◆ Work to do ◆
Copy the data exactly; pictures stay out of the copy.

◆ Records ◆
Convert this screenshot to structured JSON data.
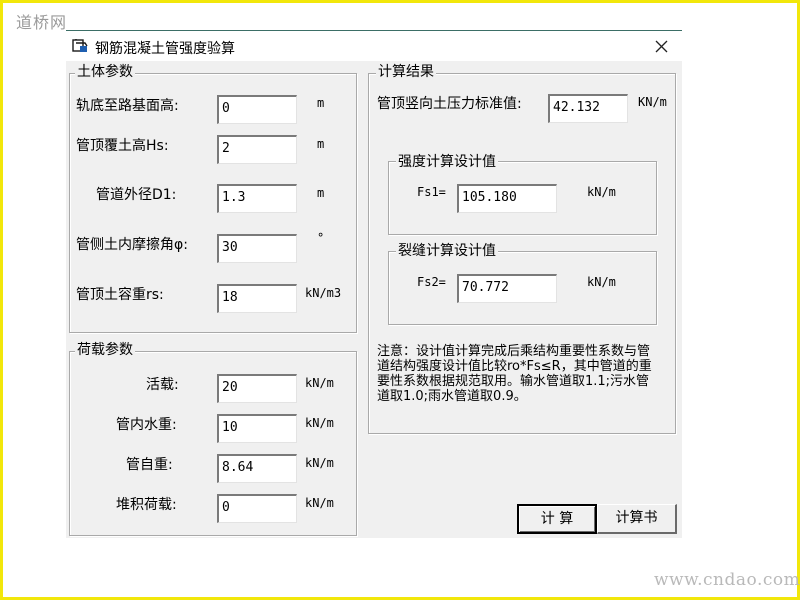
{
  "watermark": {
    "top": "道桥网",
    "bottom": "www.cndao.com"
  },
  "window": {
    "title": "钢筋混凝土管强度验算",
    "close_glyph": "✕"
  },
  "soil": {
    "group_title": "土体参数",
    "fields": [
      {
        "label": "轨底至路基面高:",
        "value": "0",
        "unit": "m"
      },
      {
        "label": "管顶覆土高Hs:",
        "value": "2",
        "unit": "m"
      },
      {
        "label": "管道外径D1:",
        "value": "1.3",
        "unit": "m"
      },
      {
        "label": "管侧土内摩擦角φ:",
        "value": "30",
        "unit": "°"
      },
      {
        "label": "管顶土容重rs:",
        "value": "18",
        "unit": "kN/m3"
      }
    ]
  },
  "load": {
    "group_title": "荷载参数",
    "fields": [
      {
        "label": "活载:",
        "value": "20",
        "unit": "kN/m"
      },
      {
        "label": "管内水重:",
        "value": "10",
        "unit": "kN/m"
      },
      {
        "label": "管自重:",
        "value": "8.64",
        "unit": "kN/m"
      },
      {
        "label": "堆积荷载:",
        "value": "0",
        "unit": "kN/m"
      }
    ]
  },
  "result": {
    "group_title": "计算结果",
    "pressure_label": "管顶竖向土压力标准值:",
    "pressure_value": "42.132",
    "pressure_unit": "KN/m",
    "strength": {
      "group_title": "强度计算设计值",
      "label": "Fs1=",
      "value": "105.180",
      "unit": "kN/m"
    },
    "crack": {
      "group_title": "裂缝计算设计值",
      "label": "Fs2=",
      "value": "70.772",
      "unit": "kN/m"
    },
    "note": "注意：设计值计算完成后乘结构重要性系数与管道结构强度设计值比较ro*Fs≤R，其中管道的重要性系数根据规范取用。输水管道取1.1;污水管道取1.0;雨水管道取0.9。"
  },
  "buttons": {
    "calculate": "计 算",
    "report": "计算书"
  }
}
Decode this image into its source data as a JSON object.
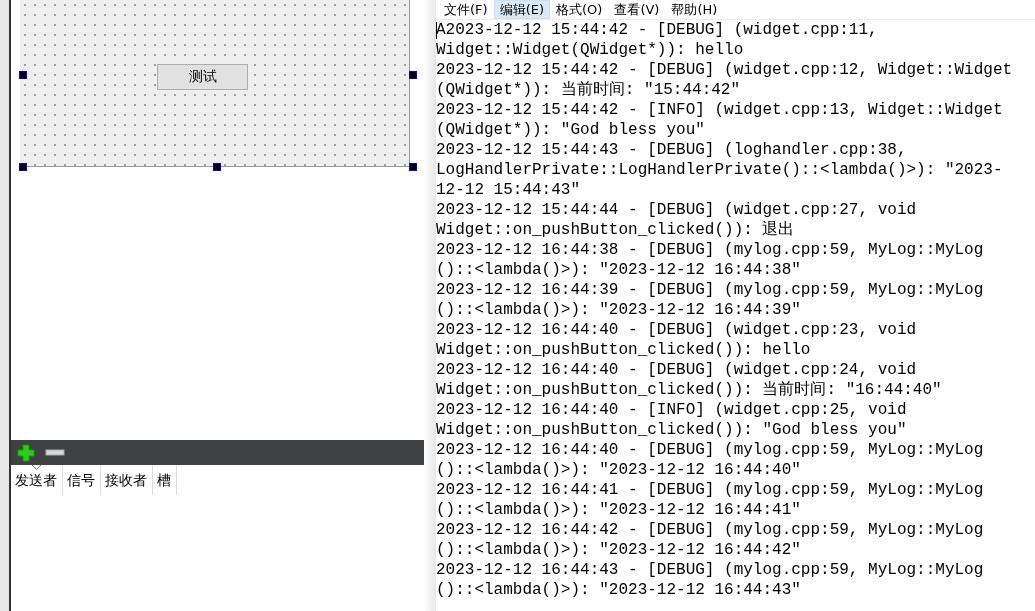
{
  "form": {
    "button": "测试"
  },
  "signal_slot_editor": {
    "columns": [
      {
        "label": "发送者",
        "sorted": true
      },
      {
        "label": "信号",
        "sorted": false
      },
      {
        "label": "接收者",
        "sorted": false
      },
      {
        "label": "槽",
        "sorted": false
      }
    ]
  },
  "menu": [
    {
      "label": "文件(F)",
      "selected": false
    },
    {
      "label": "编辑(E)",
      "selected": true
    },
    {
      "label": "格式(O)",
      "selected": false
    },
    {
      "label": "查看(V)",
      "selected": false
    },
    {
      "label": "帮助(H)",
      "selected": false
    }
  ],
  "log_lines": [
    "A2023-12-12 15:44:42 - [DEBUG] (widget.cpp:11,",
    "Widget::Widget(QWidget*)): hello",
    "2023-12-12 15:44:42 - [DEBUG] (widget.cpp:12, Widget::Widget",
    "(QWidget*)): 当前时间: \"15:44:42\"",
    "2023-12-12 15:44:42 - [INFO] (widget.cpp:13, Widget::Widget",
    "(QWidget*)): \"God bless you\"",
    "2023-12-12 15:44:43 - [DEBUG] (loghandler.cpp:38,",
    "LogHandlerPrivate::LogHandlerPrivate()::<lambda()>): \"2023-",
    "12-12 15:44:43\"",
    "2023-12-12 15:44:44 - [DEBUG] (widget.cpp:27, void",
    "Widget::on_pushButton_clicked()): 退出",
    "2023-12-12 16:44:38 - [DEBUG] (mylog.cpp:59, MyLog::MyLog",
    "()::<lambda()>): \"2023-12-12 16:44:38\"",
    "2023-12-12 16:44:39 - [DEBUG] (mylog.cpp:59, MyLog::MyLog",
    "()::<lambda()>): \"2023-12-12 16:44:39\"",
    "2023-12-12 16:44:40 - [DEBUG] (widget.cpp:23, void",
    "Widget::on_pushButton_clicked()): hello",
    "2023-12-12 16:44:40 - [DEBUG] (widget.cpp:24, void",
    "Widget::on_pushButton_clicked()): 当前时间: \"16:44:40\"",
    "2023-12-12 16:44:40 - [INFO] (widget.cpp:25, void",
    "Widget::on_pushButton_clicked()): \"God bless you\"",
    "2023-12-12 16:44:40 - [DEBUG] (mylog.cpp:59, MyLog::MyLog",
    "()::<lambda()>): \"2023-12-12 16:44:40\"",
    "2023-12-12 16:44:41 - [DEBUG] (mylog.cpp:59, MyLog::MyLog",
    "()::<lambda()>): \"2023-12-12 16:44:41\"",
    "2023-12-12 16:44:42 - [DEBUG] (mylog.cpp:59, MyLog::MyLog",
    "()::<lambda()>): \"2023-12-12 16:44:42\"",
    "2023-12-12 16:44:43 - [DEBUG] (mylog.cpp:59, MyLog::MyLog",
    "()::<lambda()>): \"2023-12-12 16:44:43\""
  ]
}
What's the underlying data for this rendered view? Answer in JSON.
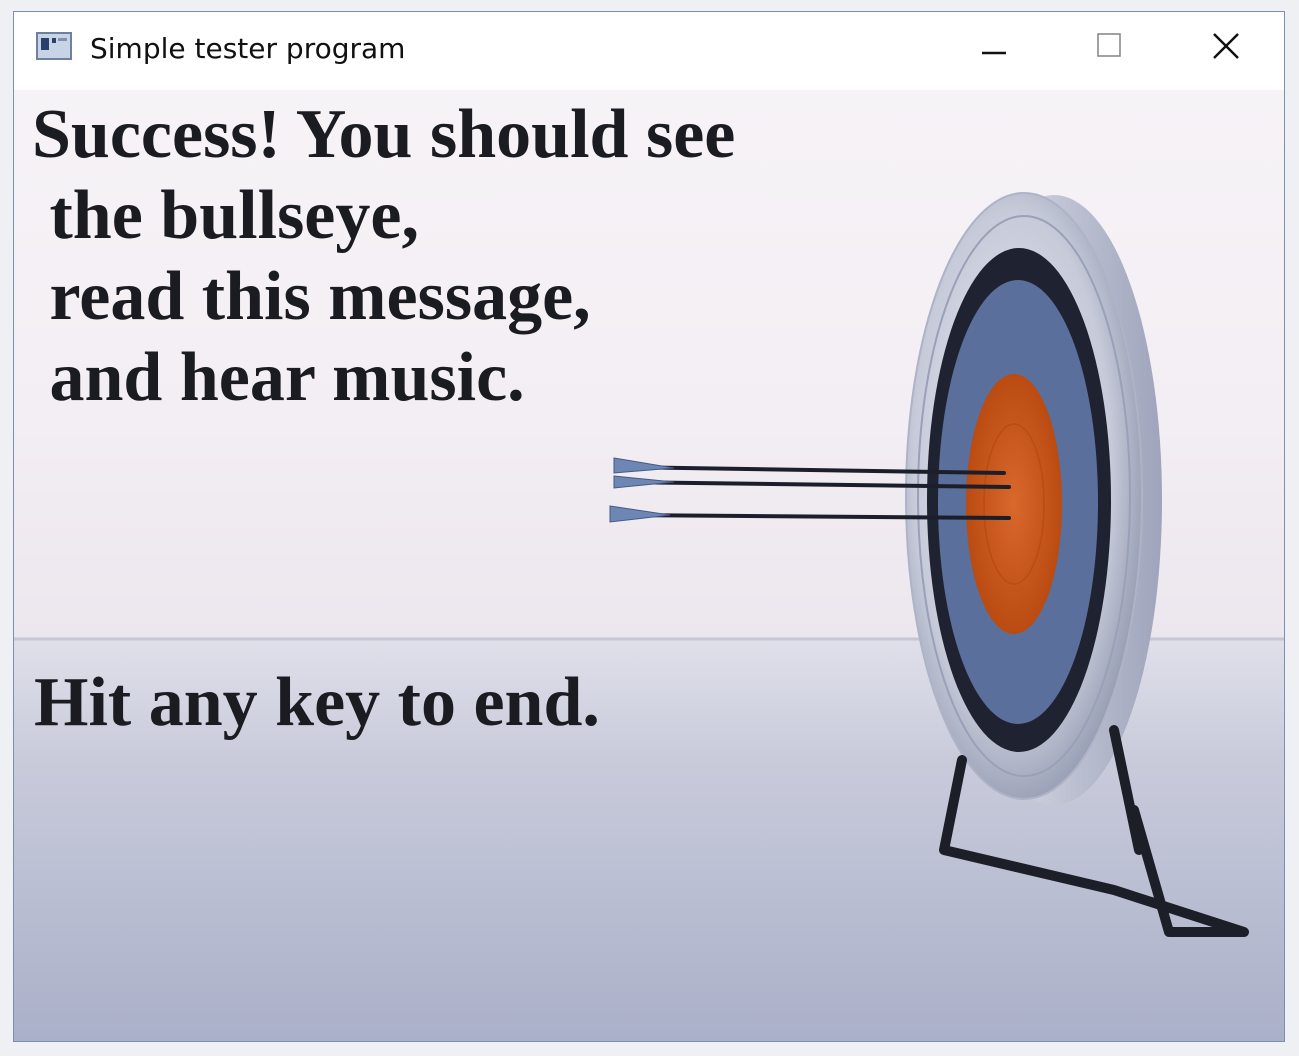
{
  "window": {
    "title": "Simple tester program",
    "app_icon": "app-window-icon",
    "controls": {
      "minimize_icon": "minimize-icon",
      "maximize_icon": "maximize-icon",
      "close_icon": "close-icon"
    }
  },
  "content": {
    "line1": "Success! You should see",
    "line2": " the bullseye,",
    "line3": " read this message,",
    "line4": " and hear music.",
    "end_prompt": "Hit any key to end."
  },
  "colors": {
    "target_center": "#c4521a",
    "target_blue_ring": "#5a6f9c",
    "target_dark_ring": "#1f2230",
    "text": "#1b1b22"
  }
}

◆ Answer to this problem ◆
Convert this screenshot to structured JSON data.
{
  "watermark": {
    "top": "道桥网",
    "bottom": "www.cndao.com"
  },
  "window": {
    "title": "钢筋混凝土管强度验算",
    "close_glyph": "✕"
  },
  "soil": {
    "group_title": "土体参数",
    "fields": [
      {
        "label": "轨底至路基面高:",
        "value": "0",
        "unit": "m"
      },
      {
        "label": "管顶覆土高Hs:",
        "value": "2",
        "unit": "m"
      },
      {
        "label": "管道外径D1:",
        "value": "1.3",
        "unit": "m"
      },
      {
        "label": "管侧土内摩擦角φ:",
        "value": "30",
        "unit": "°"
      },
      {
        "label": "管顶土容重rs:",
        "value": "18",
        "unit": "kN/m3"
      }
    ]
  },
  "load": {
    "group_title": "荷载参数",
    "fields": [
      {
        "label": "活载:",
        "value": "20",
        "unit": "kN/m"
      },
      {
        "label": "管内水重:",
        "value": "10",
        "unit": "kN/m"
      },
      {
        "label": "管自重:",
        "value": "8.64",
        "unit": "kN/m"
      },
      {
        "label": "堆积荷载:",
        "value": "0",
        "unit": "kN/m"
      }
    ]
  },
  "result": {
    "group_title": "计算结果",
    "pressure_label": "管顶竖向土压力标准值:",
    "pressure_value": "42.132",
    "pressure_unit": "KN/m",
    "strength": {
      "group_title": "强度计算设计值",
      "label": "Fs1=",
      "value": "105.180",
      "unit": "kN/m"
    },
    "crack": {
      "group_title": "裂缝计算设计值",
      "label": "Fs2=",
      "value": "70.772",
      "unit": "kN/m"
    },
    "note": "注意：设计值计算完成后乘结构重要性系数与管道结构强度设计值比较ro*Fs≤R，其中管道的重要性系数根据规范取用。输水管道取1.1;污水管道取1.0;雨水管道取0.9。"
  },
  "buttons": {
    "calculate": "计 算",
    "report": "计算书"
  }
}
Decode this image into its source data as a JSON object.
{
  "form": {
    "button": "测试"
  },
  "signal_slot_editor": {
    "columns": [
      {
        "label": "发送者",
        "sorted": true
      },
      {
        "label": "信号",
        "sorted": false
      },
      {
        "label": "接收者",
        "sorted": false
      },
      {
        "label": "槽",
        "sorted": false
      }
    ]
  },
  "menu": [
    {
      "label": "文件(F)",
      "selected": false
    },
    {
      "label": "编辑(E)",
      "selected": true
    },
    {
      "label": "格式(O)",
      "selected": false
    },
    {
      "label": "查看(V)",
      "selected": false
    },
    {
      "label": "帮助(H)",
      "selected": false
    }
  ],
  "log_lines": [
    "A2023-12-12 15:44:42 - [DEBUG] (widget.cpp:11,",
    "Widget::Widget(QWidget*)): hello",
    "2023-12-12 15:44:42 - [DEBUG] (widget.cpp:12, Widget::Widget",
    "(QWidget*)): 当前时间: \"15:44:42\"",
    "2023-12-12 15:44:42 - [INFO] (widget.cpp:13, Widget::Widget",
    "(QWidget*)): \"God bless you\"",
    "2023-12-12 15:44:43 - [DEBUG] (loghandler.cpp:38,",
    "LogHandlerPrivate::LogHandlerPrivate()::<lambda()>): \"2023-",
    "12-12 15:44:43\"",
    "2023-12-12 15:44:44 - [DEBUG] (widget.cpp:27, void",
    "Widget::on_pushButton_clicked()): 退出",
    "2023-12-12 16:44:38 - [DEBUG] (mylog.cpp:59, MyLog::MyLog",
    "()::<lambda()>): \"2023-12-12 16:44:38\"",
    "2023-12-12 16:44:39 - [DEBUG] (mylog.cpp:59, MyLog::MyLog",
    "()::<lambda()>): \"2023-12-12 16:44:39\"",
    "2023-12-12 16:44:40 - [DEBUG] (widget.cpp:23, void",
    "Widget::on_pushButton_clicked()): hello",
    "2023-12-12 16:44:40 - [DEBUG] (widget.cpp:24, void",
    "Widget::on_pushButton_clicked()): 当前时间: \"16:44:40\"",
    "2023-12-12 16:44:40 - [INFO] (widget.cpp:25, void",
    "Widget::on_pushButton_clicked()): \"God bless you\"",
    "2023-12-12 16:44:40 - [DEBUG] (mylog.cpp:59, MyLog::MyLog",
    "()::<lambda()>): \"2023-12-12 16:44:40\"",
    "2023-12-12 16:44:41 - [DEBUG] (mylog.cpp:59, MyLog::MyLog",
    "()::<lambda()>): \"2023-12-12 16:44:41\"",
    "2023-12-12 16:44:42 - [DEBUG] (mylog.cpp:59, MyLog::MyLog",
    "()::<lambda()>): \"2023-12-12 16:44:42\"",
    "2023-12-12 16:44:43 - [DEBUG] (mylog.cpp:59, MyLog::MyLog",
    "()::<lambda()>): \"2023-12-12 16:44:43\""
  ]
}
What's the underlying data for this rendered view? Answer in JSON.
{
  "window": {
    "title": "Simple tester program",
    "app_icon": "app-window-icon",
    "controls": {
      "minimize_icon": "minimize-icon",
      "maximize_icon": "maximize-icon",
      "close_icon": "close-icon"
    }
  },
  "content": {
    "line1": "Success! You should see",
    "line2": " the bullseye,",
    "line3": " read this message,",
    "line4": " and hear music.",
    "end_prompt": "Hit any key to end."
  },
  "colors": {
    "target_center": "#c4521a",
    "target_blue_ring": "#5a6f9c",
    "target_dark_ring": "#1f2230",
    "text": "#1b1b22"
  }
}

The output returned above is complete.